Extracted records
----

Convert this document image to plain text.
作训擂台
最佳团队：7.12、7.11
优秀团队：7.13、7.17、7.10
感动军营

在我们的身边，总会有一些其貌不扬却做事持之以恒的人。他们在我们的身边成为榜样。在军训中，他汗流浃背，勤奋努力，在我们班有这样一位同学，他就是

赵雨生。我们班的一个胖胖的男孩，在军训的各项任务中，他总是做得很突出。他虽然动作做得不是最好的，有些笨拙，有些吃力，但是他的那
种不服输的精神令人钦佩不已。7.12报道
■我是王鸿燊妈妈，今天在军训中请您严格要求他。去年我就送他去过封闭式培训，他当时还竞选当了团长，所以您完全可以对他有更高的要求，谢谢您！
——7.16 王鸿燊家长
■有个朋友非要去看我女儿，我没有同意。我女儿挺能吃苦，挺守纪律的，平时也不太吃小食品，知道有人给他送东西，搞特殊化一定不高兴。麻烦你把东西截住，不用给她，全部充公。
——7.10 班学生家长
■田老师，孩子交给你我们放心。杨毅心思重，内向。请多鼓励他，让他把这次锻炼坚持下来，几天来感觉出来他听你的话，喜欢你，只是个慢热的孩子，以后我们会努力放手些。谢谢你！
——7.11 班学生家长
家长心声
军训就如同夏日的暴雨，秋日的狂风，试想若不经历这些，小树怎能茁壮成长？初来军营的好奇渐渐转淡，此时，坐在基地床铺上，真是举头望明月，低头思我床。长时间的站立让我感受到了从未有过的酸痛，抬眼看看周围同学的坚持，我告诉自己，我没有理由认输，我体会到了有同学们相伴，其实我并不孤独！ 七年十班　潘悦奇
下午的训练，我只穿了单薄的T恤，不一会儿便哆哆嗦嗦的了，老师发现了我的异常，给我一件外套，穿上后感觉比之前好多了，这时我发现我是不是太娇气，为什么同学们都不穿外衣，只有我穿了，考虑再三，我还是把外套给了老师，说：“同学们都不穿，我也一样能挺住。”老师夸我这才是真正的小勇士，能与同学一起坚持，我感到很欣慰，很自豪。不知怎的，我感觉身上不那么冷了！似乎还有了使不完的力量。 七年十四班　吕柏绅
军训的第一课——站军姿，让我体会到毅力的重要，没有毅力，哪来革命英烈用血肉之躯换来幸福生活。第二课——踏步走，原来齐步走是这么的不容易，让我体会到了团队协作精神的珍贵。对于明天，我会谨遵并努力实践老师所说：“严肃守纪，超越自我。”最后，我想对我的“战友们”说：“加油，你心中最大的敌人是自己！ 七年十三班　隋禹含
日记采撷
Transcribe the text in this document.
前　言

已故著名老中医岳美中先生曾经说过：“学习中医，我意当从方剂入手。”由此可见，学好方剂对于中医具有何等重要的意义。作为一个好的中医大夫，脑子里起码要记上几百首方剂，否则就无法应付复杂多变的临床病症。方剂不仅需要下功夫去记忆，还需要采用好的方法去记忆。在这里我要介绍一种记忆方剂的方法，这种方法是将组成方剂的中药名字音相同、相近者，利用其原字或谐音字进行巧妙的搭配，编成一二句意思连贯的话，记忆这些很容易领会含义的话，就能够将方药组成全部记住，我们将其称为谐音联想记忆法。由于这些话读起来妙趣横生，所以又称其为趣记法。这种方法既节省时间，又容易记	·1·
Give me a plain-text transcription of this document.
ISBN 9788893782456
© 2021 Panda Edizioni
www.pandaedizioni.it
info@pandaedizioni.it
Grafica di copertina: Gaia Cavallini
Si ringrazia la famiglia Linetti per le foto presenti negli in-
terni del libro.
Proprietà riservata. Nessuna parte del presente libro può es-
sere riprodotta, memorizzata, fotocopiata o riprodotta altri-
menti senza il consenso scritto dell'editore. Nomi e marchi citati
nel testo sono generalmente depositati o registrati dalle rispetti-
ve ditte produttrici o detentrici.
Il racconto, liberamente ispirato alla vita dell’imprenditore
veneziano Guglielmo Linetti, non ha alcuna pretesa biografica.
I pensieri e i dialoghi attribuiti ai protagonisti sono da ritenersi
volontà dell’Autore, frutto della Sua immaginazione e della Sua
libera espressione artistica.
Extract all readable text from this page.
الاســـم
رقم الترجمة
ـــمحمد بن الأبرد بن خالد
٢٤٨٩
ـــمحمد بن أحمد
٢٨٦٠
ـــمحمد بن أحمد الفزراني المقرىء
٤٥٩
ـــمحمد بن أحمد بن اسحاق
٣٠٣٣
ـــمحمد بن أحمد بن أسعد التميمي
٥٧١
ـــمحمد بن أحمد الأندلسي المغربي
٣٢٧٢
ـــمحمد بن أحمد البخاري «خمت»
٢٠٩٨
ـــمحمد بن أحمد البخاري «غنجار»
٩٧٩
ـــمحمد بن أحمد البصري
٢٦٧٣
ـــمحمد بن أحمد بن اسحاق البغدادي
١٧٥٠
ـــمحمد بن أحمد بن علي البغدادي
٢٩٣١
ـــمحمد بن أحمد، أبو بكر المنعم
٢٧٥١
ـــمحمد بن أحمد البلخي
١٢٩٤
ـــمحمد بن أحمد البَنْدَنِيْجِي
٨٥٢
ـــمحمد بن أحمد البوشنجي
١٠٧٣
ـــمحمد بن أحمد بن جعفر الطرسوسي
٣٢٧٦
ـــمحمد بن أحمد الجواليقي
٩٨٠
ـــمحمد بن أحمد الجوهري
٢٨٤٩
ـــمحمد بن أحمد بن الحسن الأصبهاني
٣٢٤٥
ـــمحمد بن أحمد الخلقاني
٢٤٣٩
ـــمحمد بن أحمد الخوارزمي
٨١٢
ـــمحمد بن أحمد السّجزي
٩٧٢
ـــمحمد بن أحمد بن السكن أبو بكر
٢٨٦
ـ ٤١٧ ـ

----

### Given exercise:
Please quote the data above in full, with no line missing.

### Worked solution:
Convert this document image to plain text.
作训擂台
最佳团队：7.12、7.11
优秀团队：7.13、7.17、7.10
感动军营

在我们的身边，总会有一些其貌不扬却做事持之以恒的人。他们在我们的身边成为榜样。在军训中，他汗流浃背，勤奋努力，在我们班有这样一位同学，他就是

赵雨生。我们班的一个胖胖的男孩，在军训的各项任务中，他总是做得很突出。他虽然动作做得不是最好的，有些笨拙，有些吃力，但是他的那
种不服输的精神令人钦佩不已。7.12报道
■我是王鸿燊妈妈，今天在军训中请您严格要求他。去年我就送他去过封闭式培训，他当时还竞选当了团长，所以您完全可以对他有更高的要求，谢谢您！
——7.16 王鸿燊家长
■有个朋友非要去看我女儿，我没有同意。我女儿挺能吃苦，挺守纪律的，平时也不太吃小食品，知道有人给他送东西，搞特殊化一定不高兴。麻烦你把东西截住，不用给她，全部充公。
——7.10 班学生家长
■田老师，孩子交给你我们放心。杨毅心思重，内向。请多鼓励他，让他把这次锻炼坚持下来，几天来感觉出来他听你的话，喜欢你，只是个慢热的孩子，以后我们会努力放手些。谢谢你！
——7.11 班学生家长
家长心声
军训就如同夏日的暴雨，秋日的狂风，试想若不经历这些，小树怎能茁壮成长？初来军营的好奇渐渐转淡，此时，坐在基地床铺上，真是举头望明月，低头思我床。长时间的站立让我感受到了从未有过的酸痛，抬眼看看周围同学的坚持，我告诉自己，我没有理由认输，我体会到了有同学们相伴，其实我并不孤独！ 七年十班　潘悦奇
下午的训练，我只穿了单薄的T恤，不一会儿便哆哆嗦嗦的了，老师发现了我的异常，给我一件外套，穿上后感觉比之前好多了，这时我发现我是不是太娇气，为什么同学们都不穿外衣，只有我穿了，考虑再三，我还是把外套给了老师，说：“同学们都不穿，我也一样能挺住。”老师夸我这才是真正的小勇士，能与同学一起坚持，我感到很欣慰，很自豪。不知怎的，我感觉身上不那么冷了！似乎还有了使不完的力量。 七年十四班　吕柏绅
军训的第一课——站军姿，让我体会到毅力的重要，没有毅力，哪来革命英烈用血肉之躯换来幸福生活。第二课——踏步走，原来齐步走是这么的不容易，让我体会到了团队协作精神的珍贵。对于明天，我会谨遵并努力实践老师所说：“严肃守纪，超越自我。”最后，我想对我的“战友们”说：“加油，你心中最大的敌人是自己！ 七年十三班　隋禹含
日记采撷
Transcribe the text in this document.
前　言

已故著名老中医岳美中先生曾经说过：“学习中医，我意当从方剂入手。”由此可见，学好方剂对于中医具有何等重要的意义。作为一个好的中医大夫，脑子里起码要记上几百首方剂，否则就无法应付复杂多变的临床病症。方剂不仅需要下功夫去记忆，还需要采用好的方法去记忆。在这里我要介绍一种记忆方剂的方法，这种方法是将组成方剂的中药名字音相同、相近者，利用其原字或谐音字进行巧妙的搭配，编成一二句意思连贯的话，记忆这些很容易领会含义的话，就能够将方药组成全部记住，我们将其称为谐音联想记忆法。由于这些话读起来妙趣横生，所以又称其为趣记法。这种方法既节省时间，又容易记	·1·
Give me a plain-text transcription of this document.
ISBN 9788893782456
© 2021 Panda Edizioni
www.pandaedizioni.it
info@pandaedizioni.it
Grafica di copertina: Gaia Cavallini
Si ringrazia la famiglia Linetti per le foto presenti negli in-
terni del libro.
Proprietà riservata. Nessuna parte del presente libro può es-
sere riprodotta, memorizzata, fotocopiata o riprodotta altri-
menti senza il consenso scritto dell'editore. Nomi e marchi citati
nel testo sono generalmente depositati o registrati dalle rispetti-
ve ditte produttrici o detentrici.
Il racconto, liberamente ispirato alla vita dell’imprenditore
veneziano Guglielmo Linetti, non ha alcuna pretesa biografica.
I pensieri e i dialoghi attribuiti ai protagonisti sono da ritenersi
volontà dell’Autore, frutto della Sua immaginazione e della Sua
libera espressione artistica.
Extract all readable text from this page.
الاســـم
رقم الترجمة
ـــمحمد بن الأبرد بن خالد
٢٤٨٩
ـــمحمد بن أحمد
٢٨٦٠
ـــمحمد بن أحمد الفزراني المقرىء
٤٥٩
ـــمحمد بن أحمد بن اسحاق
٣٠٣٣
ـــمحمد بن أحمد بن أسعد التميمي
٥٧١
ـــمحمد بن أحمد الأندلسي المغربي
٣٢٧٢
ـــمحمد بن أحمد البخاري «خمت»
٢٠٩٨
ـــمحمد بن أحمد البخاري «غنجار»
٩٧٩
ـــمحمد بن أحمد البصري
٢٦٧٣
ـــمحمد بن أحمد بن اسحاق البغدادي
١٧٥٠
ـــمحمد بن أحمد بن علي البغدادي
٢٩٣١
ـــمحمد بن أحمد، أبو بكر المنعم
٢٧٥١
ـــمحمد بن أحمد البلخي
١٢٩٤
ـــمحمد بن أحمد البَنْدَنِيْجِي
٨٥٢
ـــمحمد بن أحمد البوشنجي
١٠٧٣
ـــمحمد بن أحمد بن جعفر الطرسوسي
٣٢٧٦
ـــمحمد بن أحمد الجواليقي
٩٨٠
ـــمحمد بن أحمد الجوهري
٢٨٤٩
ـــمحمد بن أحمد بن الحسن الأصبهاني
٣٢٤٥
ـــمحمد بن أحمد الخلقاني
٢٤٣٩
ـــمحمد بن أحمد الخوارزمي
٨١٢
ـــمحمد بن أحمد السّجزي
٩٧٢
ـــمحمد بن أحمد بن السكن أبو بكر
٢٨٦
ـ ٤١٧ ـ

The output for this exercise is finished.